#### Work to be completed:
Your task is to repeat the lines below exactly, excluding any pictures they contain.

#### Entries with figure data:
-=-=-=-=-
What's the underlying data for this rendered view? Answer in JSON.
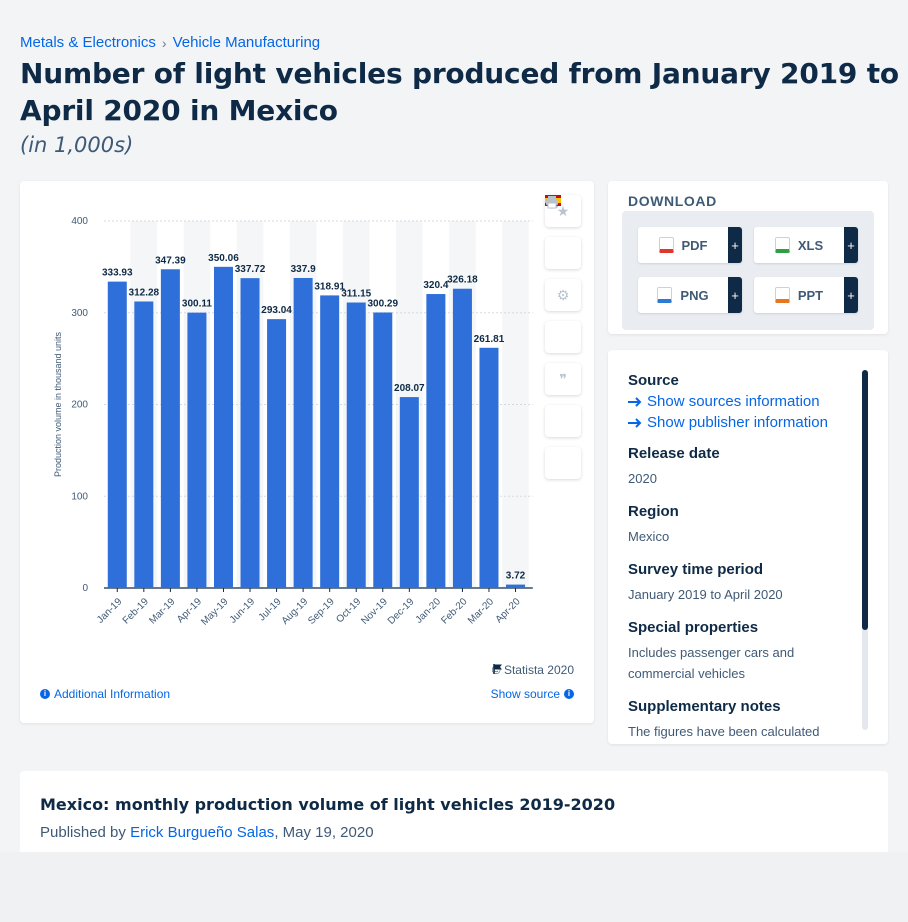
{
  "breadcrumb": {
    "items": [
      {
        "label": "Metals & Electronics"
      },
      {
        "label": "Vehicle Manufacturing"
      }
    ],
    "separator": "›"
  },
  "page": {
    "title": "Number of light vehicles produced from January 2019 to April 2020 in Mexico",
    "subtitle": "(in 1,000s)"
  },
  "chart_footer": {
    "copyright": "© Statista 2020",
    "additional_info": "Additional Information",
    "show_source": "Show source"
  },
  "download": {
    "title": "DOWNLOAD",
    "buttons": [
      {
        "label": "PDF",
        "color": "#e2352b"
      },
      {
        "label": "XLS",
        "color": "#2f9e44"
      },
      {
        "label": "PNG",
        "color": "#2b7bd6"
      },
      {
        "label": "PPT",
        "color": "#e8761e"
      }
    ],
    "plus": "+"
  },
  "source_panel": {
    "source_label": "Source",
    "show_sources": "Show sources information",
    "show_publisher": "Show publisher information",
    "release_label": "Release date",
    "release_value": "2020",
    "region_label": "Region",
    "region_value": "Mexico",
    "survey_label": "Survey time period",
    "survey_value": "January 2019 to April 2020",
    "special_label": "Special properties",
    "special_value": "Includes passenger cars and commercial vehicles",
    "supp_label": "Supplementary notes",
    "supp_value": "The figures have been calculated"
  },
  "article": {
    "title": "Mexico: monthly production volume of light vehicles 2019-2020",
    "published_prefix": "Published by ",
    "author": "Erick Burgueño Salas",
    "date": ", May 19, 2020"
  },
  "colors": {
    "bar": "#2e6fd9",
    "accent": "#0666e5",
    "dark": "#0f2a46"
  },
  "chart_data": {
    "type": "bar",
    "categories": [
      "Jan-19",
      "Feb-19",
      "Mar-19",
      "Apr-19",
      "May-19",
      "Jun-19",
      "Jul-19",
      "Aug-19",
      "Sep-19",
      "Oct-19",
      "Nov-19",
      "Dec-19",
      "Jan-20",
      "Feb-20",
      "Mar-20",
      "Apr-20"
    ],
    "values": [
      333.93,
      312.28,
      347.39,
      300.11,
      350.06,
      337.72,
      293.04,
      337.9,
      318.91,
      311.15,
      300.29,
      208.07,
      320.4,
      326.18,
      261.81,
      3.72
    ],
    "value_labels": [
      "333.93",
      "312.28",
      "347.39",
      "300.11",
      "350.06",
      "337.72",
      "293.04",
      "337.9",
      "318.91",
      "311.15",
      "300.29",
      "208.07",
      "320.4",
      "326.18",
      "261.81",
      "3.72"
    ],
    "ylabel": "Production volume in thousand units",
    "ylim": [
      0,
      400
    ],
    "yticks": [
      "0",
      "100",
      "200",
      "300",
      "400"
    ],
    "grid": true
  }
}
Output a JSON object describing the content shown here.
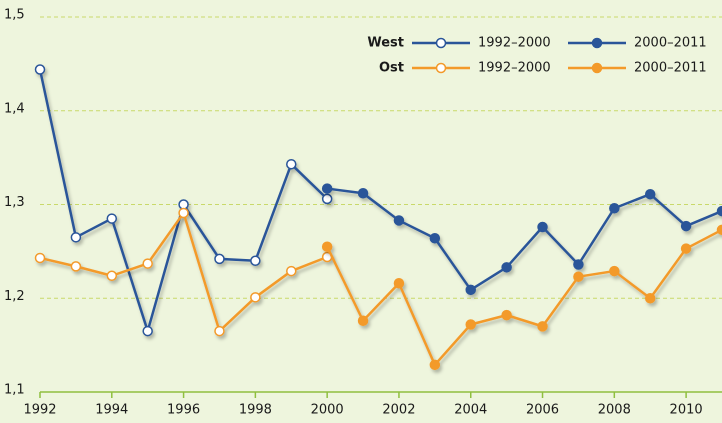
{
  "chart_data": {
    "type": "line",
    "x": [
      1992,
      1993,
      1994,
      1995,
      1996,
      1997,
      1998,
      1999,
      2000,
      2001,
      2002,
      2003,
      2004,
      2005,
      2006,
      2007,
      2008,
      2009,
      2010,
      2011
    ],
    "xlim": [
      1992,
      2011
    ],
    "xticks": [
      1992,
      1994,
      1996,
      1998,
      2000,
      2002,
      2004,
      2006,
      2008,
      2010
    ],
    "ylim": [
      1.1,
      1.5
    ],
    "yticks": [
      {
        "value": 1.1,
        "label": "1,1"
      },
      {
        "value": 1.2,
        "label": "1,2"
      },
      {
        "value": 1.3,
        "label": "1,3"
      },
      {
        "value": 1.4,
        "label": "1,4"
      },
      {
        "value": 1.5,
        "label": "1,5"
      }
    ],
    "grid": true,
    "legend": "top-right",
    "series": [
      {
        "group": "West",
        "name": "1992–2000",
        "color": "#2a5599",
        "marker": "open",
        "values": [
          1.444,
          1.265,
          1.285,
          1.165,
          1.3,
          1.242,
          1.24,
          1.343,
          1.306,
          null,
          null,
          null,
          null,
          null,
          null,
          null,
          null,
          null,
          null,
          null
        ]
      },
      {
        "group": "West",
        "name": "2000–2011",
        "color": "#2a5599",
        "marker": "filled",
        "values": [
          null,
          null,
          null,
          null,
          null,
          null,
          null,
          null,
          1.317,
          1.312,
          1.283,
          1.264,
          1.209,
          1.233,
          1.276,
          1.236,
          1.296,
          1.311,
          1.277,
          1.293
        ]
      },
      {
        "group": "Ost",
        "name": "1992–2000",
        "color": "#f39a2a",
        "marker": "open",
        "values": [
          1.243,
          1.234,
          1.224,
          1.237,
          1.291,
          1.165,
          1.201,
          1.229,
          1.244,
          null,
          null,
          null,
          null,
          null,
          null,
          null,
          null,
          null,
          null,
          null
        ]
      },
      {
        "group": "Ost",
        "name": "2000–2011",
        "color": "#f39a2a",
        "marker": "filled",
        "values": [
          null,
          null,
          null,
          null,
          null,
          null,
          null,
          null,
          1.255,
          1.176,
          1.216,
          1.129,
          1.172,
          1.182,
          1.17,
          1.223,
          1.229,
          1.2,
          1.253,
          1.273
        ]
      }
    ]
  }
}
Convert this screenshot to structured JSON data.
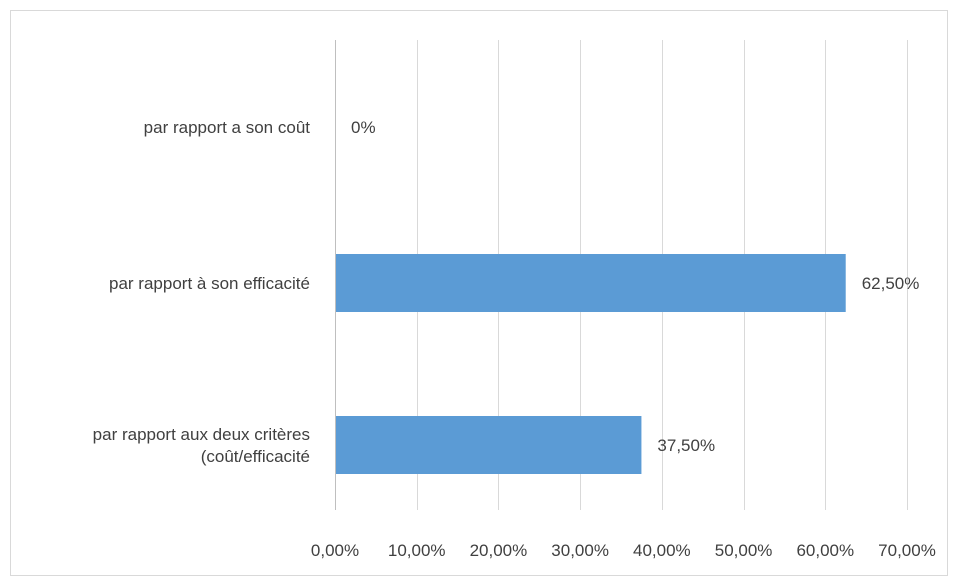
{
  "chart_data": {
    "type": "bar",
    "orientation": "horizontal",
    "categories": [
      [
        "par rapport a son coût"
      ],
      [
        "par rapport à son efficacité"
      ],
      [
        "par rapport aux deux critères",
        "(coût/efficacité"
      ]
    ],
    "values": [
      0,
      62.5,
      37.5
    ],
    "data_labels": [
      "0%",
      "62,50%",
      "37,50%"
    ],
    "x_ticks": [
      0,
      10,
      20,
      30,
      40,
      50,
      60,
      70
    ],
    "x_tick_labels": [
      "0,00%",
      "10,00%",
      "20,00%",
      "30,00%",
      "40,00%",
      "50,00%",
      "60,00%",
      "70,00%"
    ],
    "xlim": [
      0,
      70
    ],
    "grid": true,
    "bar_color": "#5b9bd5",
    "title": "",
    "xlabel": "",
    "ylabel": ""
  }
}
-=-=-=-=-
#### Solution to the problem:
What's the underlying data for this rendered view? Answer in JSON.
{
  "breadcrumb": {
    "items": [
      {
        "label": "Metals & Electronics"
      },
      {
        "label": "Vehicle Manufacturing"
      }
    ],
    "separator": "›"
  },
  "page": {
    "title": "Number of light vehicles produced from January 2019 to April 2020 in Mexico",
    "subtitle": "(in 1,000s)"
  },
  "chart_footer": {
    "copyright": "© Statista 2020",
    "additional_info": "Additional Information",
    "show_source": "Show source"
  },
  "download": {
    "title": "DOWNLOAD",
    "buttons": [
      {
        "label": "PDF",
        "color": "#e2352b"
      },
      {
        "label": "XLS",
        "color": "#2f9e44"
      },
      {
        "label": "PNG",
        "color": "#2b7bd6"
      },
      {
        "label": "PPT",
        "color": "#e8761e"
      }
    ],
    "plus": "+"
  },
  "source_panel": {
    "source_label": "Source",
    "show_sources": "Show sources information",
    "show_publisher": "Show publisher information",
    "release_label": "Release date",
    "release_value": "2020",
    "region_label": "Region",
    "region_value": "Mexico",
    "survey_label": "Survey time period",
    "survey_value": "January 2019 to April 2020",
    "special_label": "Special properties",
    "special_value": "Includes passenger cars and commercial vehicles",
    "supp_label": "Supplementary notes",
    "supp_value": "The figures have been calculated"
  },
  "article": {
    "title": "Mexico: monthly production volume of light vehicles 2019-2020",
    "published_prefix": "Published by ",
    "author": "Erick Burgueño Salas",
    "date": ", May 19, 2020"
  },
  "colors": {
    "bar": "#2e6fd9",
    "accent": "#0666e5",
    "dark": "#0f2a46"
  },
  "chart_data": {
    "type": "bar",
    "categories": [
      "Jan-19",
      "Feb-19",
      "Mar-19",
      "Apr-19",
      "May-19",
      "Jun-19",
      "Jul-19",
      "Aug-19",
      "Sep-19",
      "Oct-19",
      "Nov-19",
      "Dec-19",
      "Jan-20",
      "Feb-20",
      "Mar-20",
      "Apr-20"
    ],
    "values": [
      333.93,
      312.28,
      347.39,
      300.11,
      350.06,
      337.72,
      293.04,
      337.9,
      318.91,
      311.15,
      300.29,
      208.07,
      320.4,
      326.18,
      261.81,
      3.72
    ],
    "value_labels": [
      "333.93",
      "312.28",
      "347.39",
      "300.11",
      "350.06",
      "337.72",
      "293.04",
      "337.9",
      "318.91",
      "311.15",
      "300.29",
      "208.07",
      "320.4",
      "326.18",
      "261.81",
      "3.72"
    ],
    "ylabel": "Production volume in thousand units",
    "ylim": [
      0,
      400
    ],
    "yticks": [
      "0",
      "100",
      "200",
      "300",
      "400"
    ],
    "grid": true
  }
}
Output a JSON object describing the content shown here.
{
  "chart_data": {
    "type": "line",
    "x": [
      1992,
      1993,
      1994,
      1995,
      1996,
      1997,
      1998,
      1999,
      2000,
      2001,
      2002,
      2003,
      2004,
      2005,
      2006,
      2007,
      2008,
      2009,
      2010,
      2011
    ],
    "xlim": [
      1992,
      2011
    ],
    "xticks": [
      1992,
      1994,
      1996,
      1998,
      2000,
      2002,
      2004,
      2006,
      2008,
      2010
    ],
    "ylim": [
      1.1,
      1.5
    ],
    "yticks": [
      {
        "value": 1.1,
        "label": "1,1"
      },
      {
        "value": 1.2,
        "label": "1,2"
      },
      {
        "value": 1.3,
        "label": "1,3"
      },
      {
        "value": 1.4,
        "label": "1,4"
      },
      {
        "value": 1.5,
        "label": "1,5"
      }
    ],
    "grid": true,
    "legend": "top-right",
    "series": [
      {
        "group": "West",
        "name": "1992–2000",
        "color": "#2a5599",
        "marker": "open",
        "values": [
          1.444,
          1.265,
          1.285,
          1.165,
          1.3,
          1.242,
          1.24,
          1.343,
          1.306,
          null,
          null,
          null,
          null,
          null,
          null,
          null,
          null,
          null,
          null,
          null
        ]
      },
      {
        "group": "West",
        "name": "2000–2011",
        "color": "#2a5599",
        "marker": "filled",
        "values": [
          null,
          null,
          null,
          null,
          null,
          null,
          null,
          null,
          1.317,
          1.312,
          1.283,
          1.264,
          1.209,
          1.233,
          1.276,
          1.236,
          1.296,
          1.311,
          1.277,
          1.293
        ]
      },
      {
        "group": "Ost",
        "name": "1992–2000",
        "color": "#f39a2a",
        "marker": "open",
        "values": [
          1.243,
          1.234,
          1.224,
          1.237,
          1.291,
          1.165,
          1.201,
          1.229,
          1.244,
          null,
          null,
          null,
          null,
          null,
          null,
          null,
          null,
          null,
          null,
          null
        ]
      },
      {
        "group": "Ost",
        "name": "2000–2011",
        "color": "#f39a2a",
        "marker": "filled",
        "values": [
          null,
          null,
          null,
          null,
          null,
          null,
          null,
          null,
          1.255,
          1.176,
          1.216,
          1.129,
          1.172,
          1.182,
          1.17,
          1.223,
          1.229,
          1.2,
          1.253,
          1.273
        ]
      }
    ]
  }
}
Convert this screenshot to structured JSON data.
{
  "chart_data": {
    "type": "bar",
    "orientation": "horizontal",
    "categories": [
      [
        "par rapport a son coût"
      ],
      [
        "par rapport à son efficacité"
      ],
      [
        "par rapport aux deux critères",
        "(coût/efficacité"
      ]
    ],
    "values": [
      0,
      62.5,
      37.5
    ],
    "data_labels": [
      "0%",
      "62,50%",
      "37,50%"
    ],
    "x_ticks": [
      0,
      10,
      20,
      30,
      40,
      50,
      60,
      70
    ],
    "x_tick_labels": [
      "0,00%",
      "10,00%",
      "20,00%",
      "30,00%",
      "40,00%",
      "50,00%",
      "60,00%",
      "70,00%"
    ],
    "xlim": [
      0,
      70
    ],
    "grid": true,
    "bar_color": "#5b9bd5",
    "title": "",
    "xlabel": "",
    "ylabel": ""
  }
}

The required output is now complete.